=== Data listing ===

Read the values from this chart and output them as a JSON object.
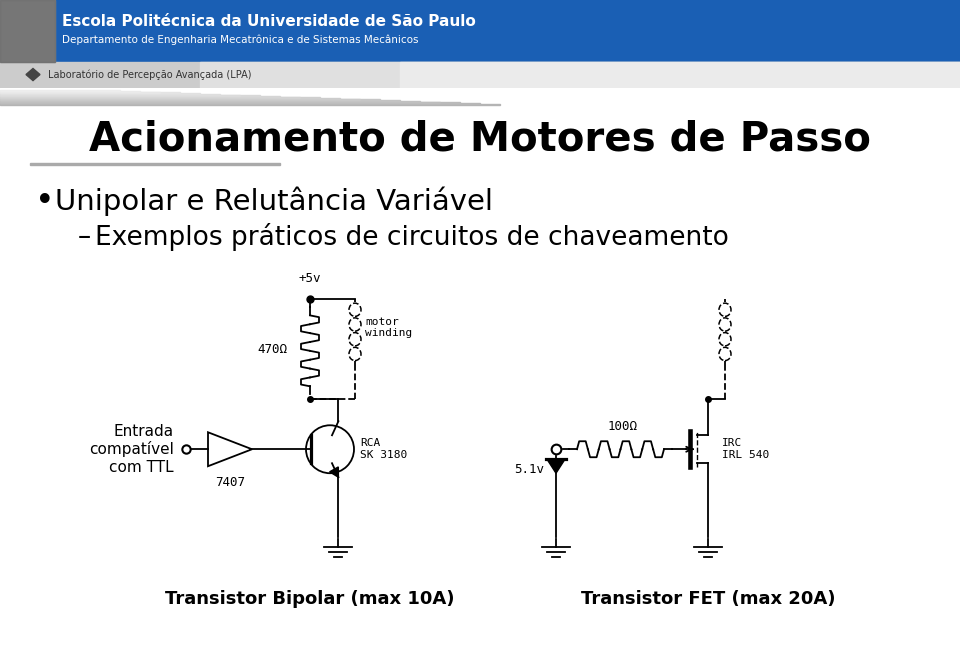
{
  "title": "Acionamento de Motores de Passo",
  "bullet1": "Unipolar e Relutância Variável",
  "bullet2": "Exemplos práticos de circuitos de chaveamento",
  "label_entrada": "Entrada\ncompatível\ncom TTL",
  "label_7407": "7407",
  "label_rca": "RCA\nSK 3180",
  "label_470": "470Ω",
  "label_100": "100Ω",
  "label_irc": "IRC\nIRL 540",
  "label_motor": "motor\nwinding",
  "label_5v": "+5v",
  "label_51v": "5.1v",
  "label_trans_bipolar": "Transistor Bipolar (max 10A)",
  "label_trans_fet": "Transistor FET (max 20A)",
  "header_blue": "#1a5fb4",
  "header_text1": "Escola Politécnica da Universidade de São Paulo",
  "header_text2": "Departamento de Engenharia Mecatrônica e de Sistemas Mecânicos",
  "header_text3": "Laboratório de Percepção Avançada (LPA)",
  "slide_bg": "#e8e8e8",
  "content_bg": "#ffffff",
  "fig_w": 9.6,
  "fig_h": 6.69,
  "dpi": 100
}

===

- [Objective]
Repeat all the records above exactly, leaving out any pictures.

- [Final result]
Read the values from this chart and output them as a JSON object.
{
  "title": "Acionamento de Motores de Passo",
  "bullet1": "Unipolar e Relutância Variável",
  "bullet2": "Exemplos práticos de circuitos de chaveamento",
  "label_entrada": "Entrada\ncompatível\ncom TTL",
  "label_7407": "7407",
  "label_rca": "RCA\nSK 3180",
  "label_470": "470Ω",
  "label_100": "100Ω",
  "label_irc": "IRC\nIRL 540",
  "label_motor": "motor\nwinding",
  "label_5v": "+5v",
  "label_51v": "5.1v",
  "label_trans_bipolar": "Transistor Bipolar (max 10A)",
  "label_trans_fet": "Transistor FET (max 20A)",
  "header_blue": "#1a5fb4",
  "header_text1": "Escola Politécnica da Universidade de São Paulo",
  "header_text2": "Departamento de Engenharia Mecatrônica e de Sistemas Mecânicos",
  "header_text3": "Laboratório de Percepção Avançada (LPA)",
  "slide_bg": "#e8e8e8",
  "content_bg": "#ffffff",
  "fig_w": 9.6,
  "fig_h": 6.69,
  "dpi": 100
}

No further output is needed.